**Task goal**
Single out the lines of the material that contain "工作会议" and copy them.

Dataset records
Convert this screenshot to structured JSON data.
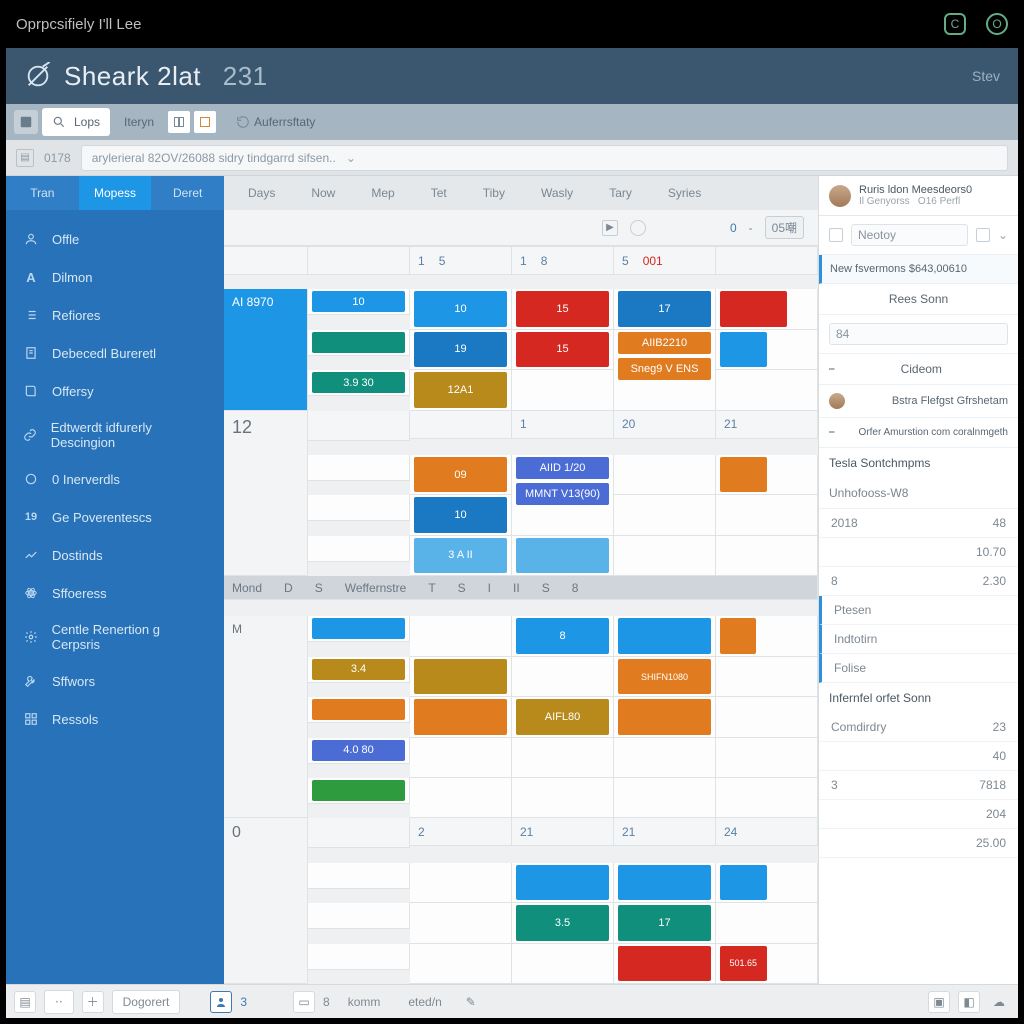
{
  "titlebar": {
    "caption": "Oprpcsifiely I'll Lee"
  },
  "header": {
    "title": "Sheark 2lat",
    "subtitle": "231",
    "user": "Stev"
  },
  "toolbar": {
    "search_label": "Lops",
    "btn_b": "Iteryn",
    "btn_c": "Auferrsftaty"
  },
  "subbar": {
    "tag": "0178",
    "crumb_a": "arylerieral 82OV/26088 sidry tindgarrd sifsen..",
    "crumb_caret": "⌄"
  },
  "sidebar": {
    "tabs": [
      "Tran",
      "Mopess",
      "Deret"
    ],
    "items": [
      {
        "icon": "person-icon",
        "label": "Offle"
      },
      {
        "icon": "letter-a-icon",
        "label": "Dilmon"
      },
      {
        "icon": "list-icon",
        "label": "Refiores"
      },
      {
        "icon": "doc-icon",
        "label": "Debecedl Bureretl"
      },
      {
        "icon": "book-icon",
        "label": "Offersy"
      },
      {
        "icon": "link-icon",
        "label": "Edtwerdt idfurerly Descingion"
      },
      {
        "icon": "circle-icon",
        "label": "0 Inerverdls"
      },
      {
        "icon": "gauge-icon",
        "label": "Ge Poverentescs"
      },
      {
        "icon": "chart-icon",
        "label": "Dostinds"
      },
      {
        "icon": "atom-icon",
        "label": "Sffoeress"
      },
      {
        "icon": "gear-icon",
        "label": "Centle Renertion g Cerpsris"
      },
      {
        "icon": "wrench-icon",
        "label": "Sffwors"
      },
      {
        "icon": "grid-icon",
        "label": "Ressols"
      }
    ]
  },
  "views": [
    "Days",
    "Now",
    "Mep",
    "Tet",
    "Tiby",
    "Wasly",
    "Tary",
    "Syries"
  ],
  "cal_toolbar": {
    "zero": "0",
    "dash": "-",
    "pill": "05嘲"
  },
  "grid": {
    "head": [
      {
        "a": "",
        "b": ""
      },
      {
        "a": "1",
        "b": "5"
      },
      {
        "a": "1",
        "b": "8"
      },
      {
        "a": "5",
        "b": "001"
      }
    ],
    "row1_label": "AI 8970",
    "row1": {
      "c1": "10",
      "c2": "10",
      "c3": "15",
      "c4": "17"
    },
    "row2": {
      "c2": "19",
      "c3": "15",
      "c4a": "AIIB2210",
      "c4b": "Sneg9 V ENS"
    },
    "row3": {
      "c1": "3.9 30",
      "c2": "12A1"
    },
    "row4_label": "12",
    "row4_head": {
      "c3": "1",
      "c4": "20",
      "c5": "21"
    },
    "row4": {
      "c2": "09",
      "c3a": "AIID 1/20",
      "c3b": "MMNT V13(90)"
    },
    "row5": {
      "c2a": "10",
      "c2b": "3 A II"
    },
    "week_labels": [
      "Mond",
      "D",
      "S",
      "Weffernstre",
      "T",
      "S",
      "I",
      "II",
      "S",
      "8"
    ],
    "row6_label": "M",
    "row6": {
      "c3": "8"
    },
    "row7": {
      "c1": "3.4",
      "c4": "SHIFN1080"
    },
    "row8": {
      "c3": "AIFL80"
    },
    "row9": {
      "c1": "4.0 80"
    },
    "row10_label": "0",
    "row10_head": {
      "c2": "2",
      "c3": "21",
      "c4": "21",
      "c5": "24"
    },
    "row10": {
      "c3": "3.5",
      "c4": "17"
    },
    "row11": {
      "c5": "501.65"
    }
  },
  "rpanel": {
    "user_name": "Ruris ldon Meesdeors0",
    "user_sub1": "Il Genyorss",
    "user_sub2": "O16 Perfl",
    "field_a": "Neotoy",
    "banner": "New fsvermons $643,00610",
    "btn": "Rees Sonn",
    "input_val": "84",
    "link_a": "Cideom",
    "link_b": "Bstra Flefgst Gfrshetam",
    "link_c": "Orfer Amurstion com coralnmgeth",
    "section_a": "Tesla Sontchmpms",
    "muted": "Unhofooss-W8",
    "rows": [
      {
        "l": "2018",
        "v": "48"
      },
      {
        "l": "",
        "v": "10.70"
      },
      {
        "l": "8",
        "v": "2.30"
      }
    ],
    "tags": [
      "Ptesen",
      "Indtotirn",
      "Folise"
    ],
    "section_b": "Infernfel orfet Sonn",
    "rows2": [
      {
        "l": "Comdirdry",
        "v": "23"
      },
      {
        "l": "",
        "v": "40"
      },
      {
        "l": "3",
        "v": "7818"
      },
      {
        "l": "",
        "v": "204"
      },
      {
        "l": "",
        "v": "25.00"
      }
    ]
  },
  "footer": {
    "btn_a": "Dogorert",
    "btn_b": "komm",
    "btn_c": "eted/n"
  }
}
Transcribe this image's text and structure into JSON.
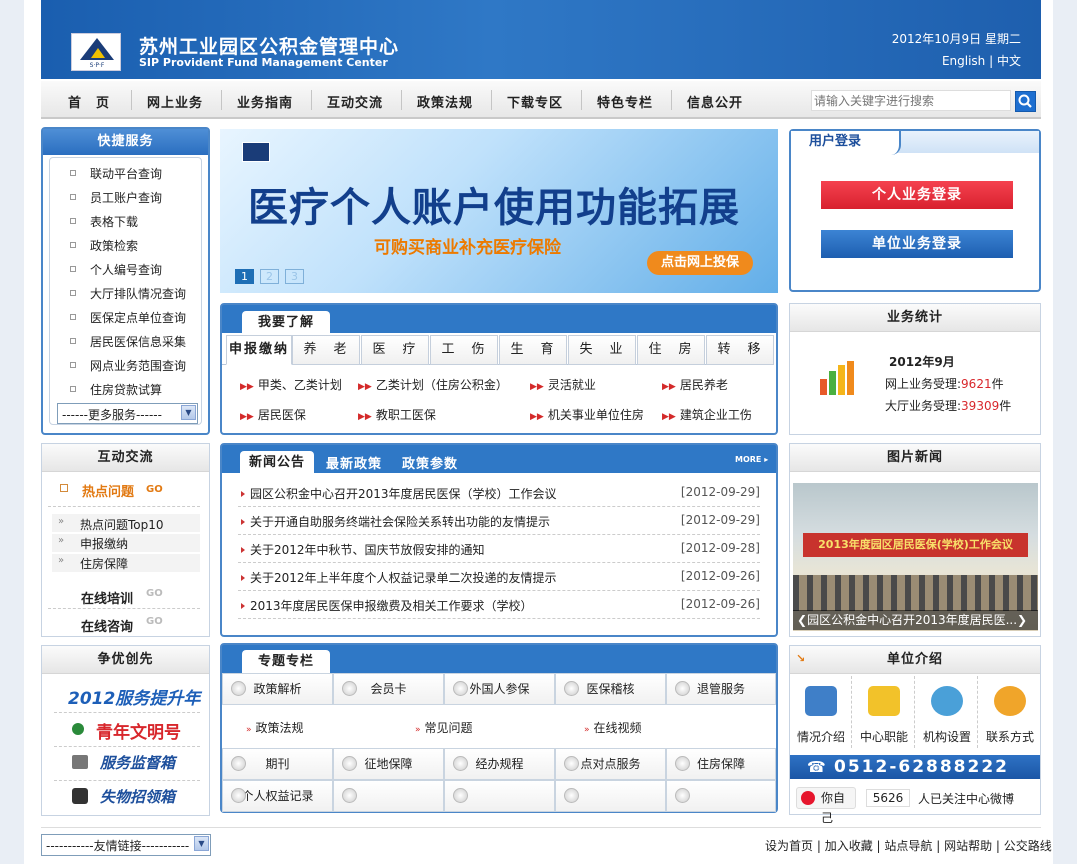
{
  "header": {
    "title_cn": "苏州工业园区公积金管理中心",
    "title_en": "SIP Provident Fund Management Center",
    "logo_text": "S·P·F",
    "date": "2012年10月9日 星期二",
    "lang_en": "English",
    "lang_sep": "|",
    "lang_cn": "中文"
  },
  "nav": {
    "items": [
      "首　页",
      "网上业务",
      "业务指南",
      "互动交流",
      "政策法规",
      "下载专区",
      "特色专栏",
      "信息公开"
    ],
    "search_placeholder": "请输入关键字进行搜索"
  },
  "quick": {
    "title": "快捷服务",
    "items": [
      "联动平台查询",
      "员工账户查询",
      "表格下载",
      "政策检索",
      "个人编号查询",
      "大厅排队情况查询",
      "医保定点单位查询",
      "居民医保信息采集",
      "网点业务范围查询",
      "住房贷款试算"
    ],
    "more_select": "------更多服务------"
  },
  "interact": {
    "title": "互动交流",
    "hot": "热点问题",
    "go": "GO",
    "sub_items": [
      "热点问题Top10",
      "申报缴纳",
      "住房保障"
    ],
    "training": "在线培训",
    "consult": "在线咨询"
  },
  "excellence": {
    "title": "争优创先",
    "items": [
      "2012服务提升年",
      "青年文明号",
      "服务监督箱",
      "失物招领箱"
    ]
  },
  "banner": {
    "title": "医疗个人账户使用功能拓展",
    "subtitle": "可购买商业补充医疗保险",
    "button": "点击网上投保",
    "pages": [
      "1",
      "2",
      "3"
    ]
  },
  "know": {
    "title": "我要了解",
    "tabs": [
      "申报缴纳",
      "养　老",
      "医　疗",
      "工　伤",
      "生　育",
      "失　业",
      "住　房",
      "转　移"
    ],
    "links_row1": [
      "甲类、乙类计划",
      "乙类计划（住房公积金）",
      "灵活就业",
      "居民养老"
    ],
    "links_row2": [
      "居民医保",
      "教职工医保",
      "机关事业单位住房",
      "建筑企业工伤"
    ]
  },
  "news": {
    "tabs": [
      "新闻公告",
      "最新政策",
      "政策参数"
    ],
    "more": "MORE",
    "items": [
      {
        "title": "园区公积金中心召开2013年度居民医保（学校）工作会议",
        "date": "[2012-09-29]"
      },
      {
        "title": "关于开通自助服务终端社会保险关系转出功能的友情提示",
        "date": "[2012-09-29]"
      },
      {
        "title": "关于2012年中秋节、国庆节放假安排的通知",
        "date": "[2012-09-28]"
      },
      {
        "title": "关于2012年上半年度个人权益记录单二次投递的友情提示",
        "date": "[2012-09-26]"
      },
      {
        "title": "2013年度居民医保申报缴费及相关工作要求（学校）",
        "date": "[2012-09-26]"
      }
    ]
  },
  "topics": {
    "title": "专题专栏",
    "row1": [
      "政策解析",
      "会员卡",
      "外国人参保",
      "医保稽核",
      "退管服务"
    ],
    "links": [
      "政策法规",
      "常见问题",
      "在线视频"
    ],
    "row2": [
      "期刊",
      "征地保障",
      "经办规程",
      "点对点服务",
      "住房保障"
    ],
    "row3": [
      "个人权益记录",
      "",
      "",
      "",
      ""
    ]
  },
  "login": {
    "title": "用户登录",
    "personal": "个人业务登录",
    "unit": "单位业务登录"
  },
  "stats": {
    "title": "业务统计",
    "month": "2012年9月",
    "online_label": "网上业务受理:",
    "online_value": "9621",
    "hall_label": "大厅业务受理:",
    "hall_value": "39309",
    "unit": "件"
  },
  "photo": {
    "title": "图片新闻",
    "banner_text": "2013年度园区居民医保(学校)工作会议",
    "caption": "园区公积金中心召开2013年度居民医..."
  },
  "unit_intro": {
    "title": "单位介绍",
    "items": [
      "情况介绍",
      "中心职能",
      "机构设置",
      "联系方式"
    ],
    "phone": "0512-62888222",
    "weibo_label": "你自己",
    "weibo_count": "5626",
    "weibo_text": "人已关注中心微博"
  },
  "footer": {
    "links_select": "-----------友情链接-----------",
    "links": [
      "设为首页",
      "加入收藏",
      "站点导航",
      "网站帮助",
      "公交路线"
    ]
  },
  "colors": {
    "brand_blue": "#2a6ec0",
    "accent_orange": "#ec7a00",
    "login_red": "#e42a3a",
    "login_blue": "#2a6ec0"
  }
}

**Exercise response**
        "title": "园区公积金中心召开2013年度居民医保（学校）工作会议",
    "banner_text": "2013年度园区居民医保(学校)工作会议",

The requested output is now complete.